EXERCISE PROMPT: What follows is a set of entries. Repeat them exactly, but not their pictures.

ENTRIES SHOWN:

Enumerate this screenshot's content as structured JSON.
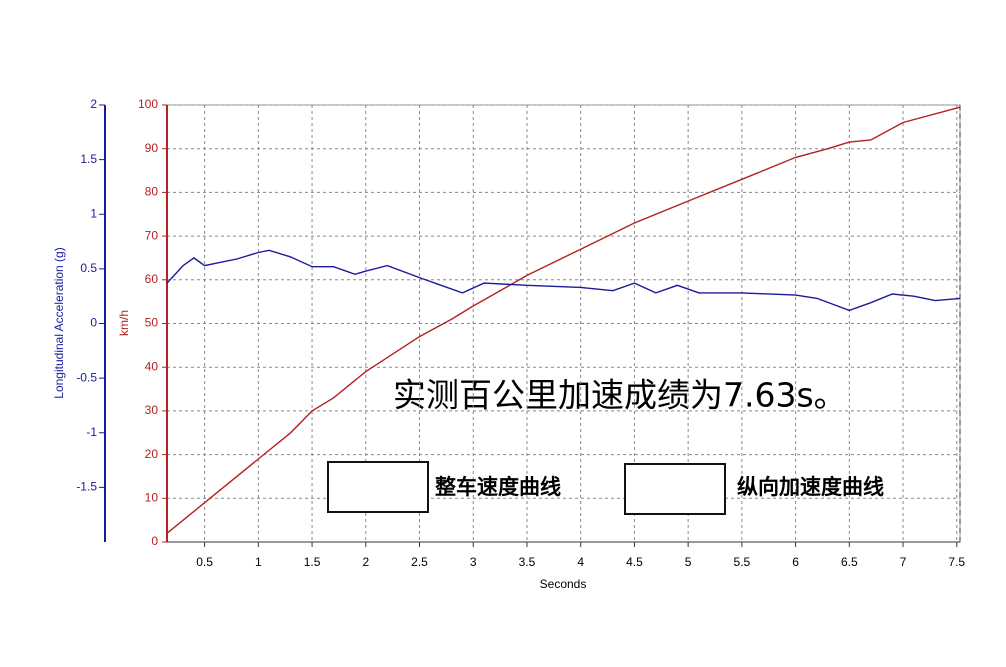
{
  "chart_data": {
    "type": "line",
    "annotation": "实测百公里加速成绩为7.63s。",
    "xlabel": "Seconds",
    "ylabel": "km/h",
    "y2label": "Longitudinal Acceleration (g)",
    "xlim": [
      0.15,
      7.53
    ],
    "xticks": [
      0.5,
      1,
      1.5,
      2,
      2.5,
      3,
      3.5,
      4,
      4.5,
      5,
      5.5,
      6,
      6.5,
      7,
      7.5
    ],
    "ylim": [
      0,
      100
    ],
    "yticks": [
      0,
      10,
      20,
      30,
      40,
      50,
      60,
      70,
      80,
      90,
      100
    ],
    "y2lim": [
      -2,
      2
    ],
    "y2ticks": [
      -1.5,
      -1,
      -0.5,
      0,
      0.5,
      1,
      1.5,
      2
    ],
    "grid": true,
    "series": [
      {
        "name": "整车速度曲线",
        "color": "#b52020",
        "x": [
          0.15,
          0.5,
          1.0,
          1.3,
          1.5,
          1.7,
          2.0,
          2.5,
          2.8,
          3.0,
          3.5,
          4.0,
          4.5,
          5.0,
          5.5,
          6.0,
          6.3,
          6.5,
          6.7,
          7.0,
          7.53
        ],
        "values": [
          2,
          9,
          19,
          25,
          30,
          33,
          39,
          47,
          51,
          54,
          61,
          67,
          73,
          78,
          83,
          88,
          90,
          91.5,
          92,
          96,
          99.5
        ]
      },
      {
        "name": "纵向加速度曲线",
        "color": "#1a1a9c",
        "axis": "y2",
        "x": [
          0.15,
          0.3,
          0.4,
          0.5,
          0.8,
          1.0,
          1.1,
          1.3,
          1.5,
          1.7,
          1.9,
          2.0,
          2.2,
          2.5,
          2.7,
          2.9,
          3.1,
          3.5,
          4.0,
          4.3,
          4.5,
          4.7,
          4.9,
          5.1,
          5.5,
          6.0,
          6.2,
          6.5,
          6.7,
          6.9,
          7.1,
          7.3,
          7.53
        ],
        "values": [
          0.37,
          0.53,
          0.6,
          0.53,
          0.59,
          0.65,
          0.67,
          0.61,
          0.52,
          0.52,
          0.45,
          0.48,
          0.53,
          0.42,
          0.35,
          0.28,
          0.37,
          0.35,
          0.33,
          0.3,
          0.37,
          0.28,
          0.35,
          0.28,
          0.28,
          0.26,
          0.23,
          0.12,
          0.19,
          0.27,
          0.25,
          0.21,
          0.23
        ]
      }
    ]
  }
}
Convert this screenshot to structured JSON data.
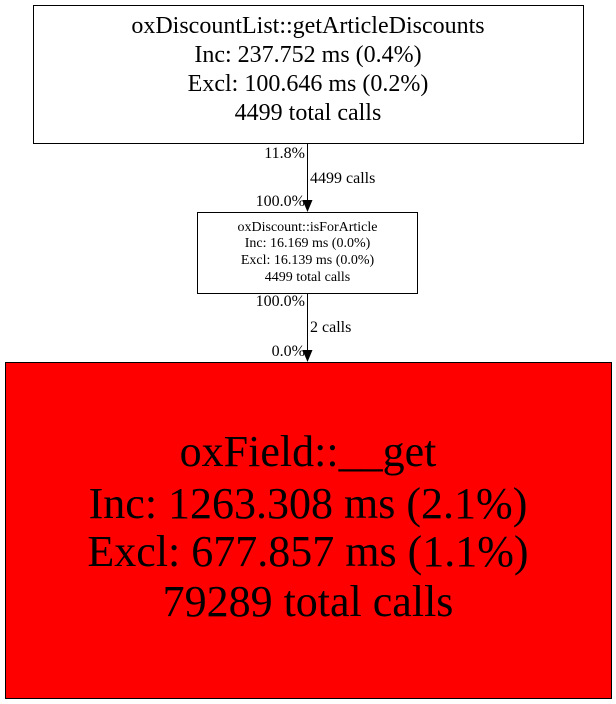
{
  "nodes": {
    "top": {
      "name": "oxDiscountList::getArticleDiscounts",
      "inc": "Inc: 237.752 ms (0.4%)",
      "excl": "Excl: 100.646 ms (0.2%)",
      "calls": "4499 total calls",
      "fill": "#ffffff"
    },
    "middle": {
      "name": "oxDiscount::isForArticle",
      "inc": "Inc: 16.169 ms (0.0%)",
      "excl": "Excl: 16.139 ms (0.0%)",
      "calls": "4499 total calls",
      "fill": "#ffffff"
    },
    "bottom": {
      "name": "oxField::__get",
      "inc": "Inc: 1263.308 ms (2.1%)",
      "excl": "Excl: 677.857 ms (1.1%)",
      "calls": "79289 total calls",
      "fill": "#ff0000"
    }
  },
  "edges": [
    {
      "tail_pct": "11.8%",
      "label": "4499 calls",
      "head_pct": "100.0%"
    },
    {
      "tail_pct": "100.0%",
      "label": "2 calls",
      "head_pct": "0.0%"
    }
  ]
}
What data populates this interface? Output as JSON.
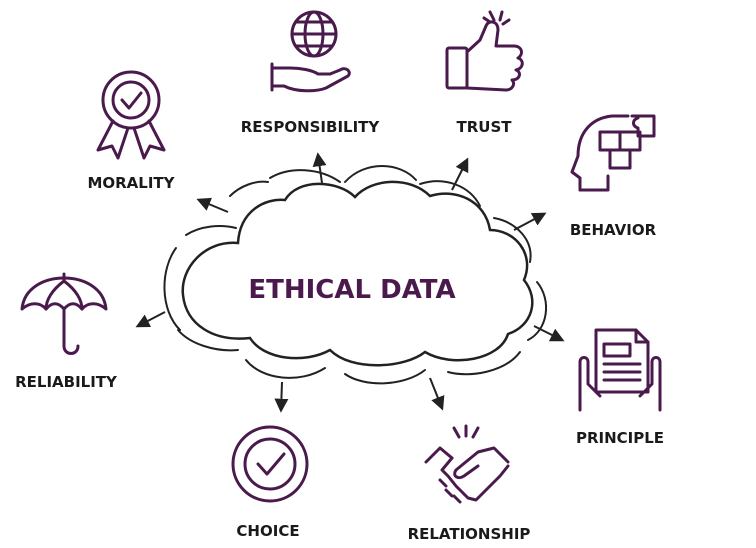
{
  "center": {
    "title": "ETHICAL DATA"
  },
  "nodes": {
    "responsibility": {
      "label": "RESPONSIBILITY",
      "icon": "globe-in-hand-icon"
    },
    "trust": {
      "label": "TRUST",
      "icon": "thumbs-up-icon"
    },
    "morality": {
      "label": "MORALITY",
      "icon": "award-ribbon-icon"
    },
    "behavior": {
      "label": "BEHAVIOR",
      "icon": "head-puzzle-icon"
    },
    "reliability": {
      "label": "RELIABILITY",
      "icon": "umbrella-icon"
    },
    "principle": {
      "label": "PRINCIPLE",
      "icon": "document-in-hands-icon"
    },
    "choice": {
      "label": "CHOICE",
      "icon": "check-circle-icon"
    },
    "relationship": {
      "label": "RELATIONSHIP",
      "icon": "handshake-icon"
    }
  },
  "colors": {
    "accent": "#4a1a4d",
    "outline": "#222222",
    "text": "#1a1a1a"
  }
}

RESULT FOR THIS TASK:
Enumerate this screenshot's content as structured JSON.
{
  "chart_data": {
    "type": "line",
    "annotation": "实测百公里加速成绩为7.63s。",
    "xlabel": "Seconds",
    "ylabel": "km/h",
    "y2label": "Longitudinal Acceleration (g)",
    "xlim": [
      0.15,
      7.53
    ],
    "xticks": [
      0.5,
      1,
      1.5,
      2,
      2.5,
      3,
      3.5,
      4,
      4.5,
      5,
      5.5,
      6,
      6.5,
      7,
      7.5
    ],
    "ylim": [
      0,
      100
    ],
    "yticks": [
      0,
      10,
      20,
      30,
      40,
      50,
      60,
      70,
      80,
      90,
      100
    ],
    "y2lim": [
      -2,
      2
    ],
    "y2ticks": [
      -1.5,
      -1,
      -0.5,
      0,
      0.5,
      1,
      1.5,
      2
    ],
    "grid": true,
    "series": [
      {
        "name": "整车速度曲线",
        "color": "#b52020",
        "x": [
          0.15,
          0.5,
          1.0,
          1.3,
          1.5,
          1.7,
          2.0,
          2.5,
          2.8,
          3.0,
          3.5,
          4.0,
          4.5,
          5.0,
          5.5,
          6.0,
          6.3,
          6.5,
          6.7,
          7.0,
          7.53
        ],
        "values": [
          2,
          9,
          19,
          25,
          30,
          33,
          39,
          47,
          51,
          54,
          61,
          67,
          73,
          78,
          83,
          88,
          90,
          91.5,
          92,
          96,
          99.5
        ]
      },
      {
        "name": "纵向加速度曲线",
        "color": "#1a1a9c",
        "axis": "y2",
        "x": [
          0.15,
          0.3,
          0.4,
          0.5,
          0.8,
          1.0,
          1.1,
          1.3,
          1.5,
          1.7,
          1.9,
          2.0,
          2.2,
          2.5,
          2.7,
          2.9,
          3.1,
          3.5,
          4.0,
          4.3,
          4.5,
          4.7,
          4.9,
          5.1,
          5.5,
          6.0,
          6.2,
          6.5,
          6.7,
          6.9,
          7.1,
          7.3,
          7.53
        ],
        "values": [
          0.37,
          0.53,
          0.6,
          0.53,
          0.59,
          0.65,
          0.67,
          0.61,
          0.52,
          0.52,
          0.45,
          0.48,
          0.53,
          0.42,
          0.35,
          0.28,
          0.37,
          0.35,
          0.33,
          0.3,
          0.37,
          0.28,
          0.35,
          0.28,
          0.28,
          0.26,
          0.23,
          0.12,
          0.19,
          0.27,
          0.25,
          0.21,
          0.23
        ]
      }
    ]
  }
}
Convert this screenshot to structured JSON data.
{
  "nodes": {
    "top": {
      "name": "oxDiscountList::getArticleDiscounts",
      "inc": "Inc: 237.752 ms (0.4%)",
      "excl": "Excl: 100.646 ms (0.2%)",
      "calls": "4499 total calls",
      "fill": "#ffffff"
    },
    "middle": {
      "name": "oxDiscount::isForArticle",
      "inc": "Inc: 16.169 ms (0.0%)",
      "excl": "Excl: 16.139 ms (0.0%)",
      "calls": "4499 total calls",
      "fill": "#ffffff"
    },
    "bottom": {
      "name": "oxField::__get",
      "inc": "Inc: 1263.308 ms (2.1%)",
      "excl": "Excl: 677.857 ms (1.1%)",
      "calls": "79289 total calls",
      "fill": "#ff0000"
    }
  },
  "edges": [
    {
      "tail_pct": "11.8%",
      "label": "4499 calls",
      "head_pct": "100.0%"
    },
    {
      "tail_pct": "100.0%",
      "label": "2 calls",
      "head_pct": "0.0%"
    }
  ]
}
What data populates this interface? Output as JSON.
{
  "center": {
    "title": "ETHICAL DATA"
  },
  "nodes": {
    "responsibility": {
      "label": "RESPONSIBILITY",
      "icon": "globe-in-hand-icon"
    },
    "trust": {
      "label": "TRUST",
      "icon": "thumbs-up-icon"
    },
    "morality": {
      "label": "MORALITY",
      "icon": "award-ribbon-icon"
    },
    "behavior": {
      "label": "BEHAVIOR",
      "icon": "head-puzzle-icon"
    },
    "reliability": {
      "label": "RELIABILITY",
      "icon": "umbrella-icon"
    },
    "principle": {
      "label": "PRINCIPLE",
      "icon": "document-in-hands-icon"
    },
    "choice": {
      "label": "CHOICE",
      "icon": "check-circle-icon"
    },
    "relationship": {
      "label": "RELATIONSHIP",
      "icon": "handshake-icon"
    }
  },
  "colors": {
    "accent": "#4a1a4d",
    "outline": "#222222",
    "text": "#1a1a1a"
  }
}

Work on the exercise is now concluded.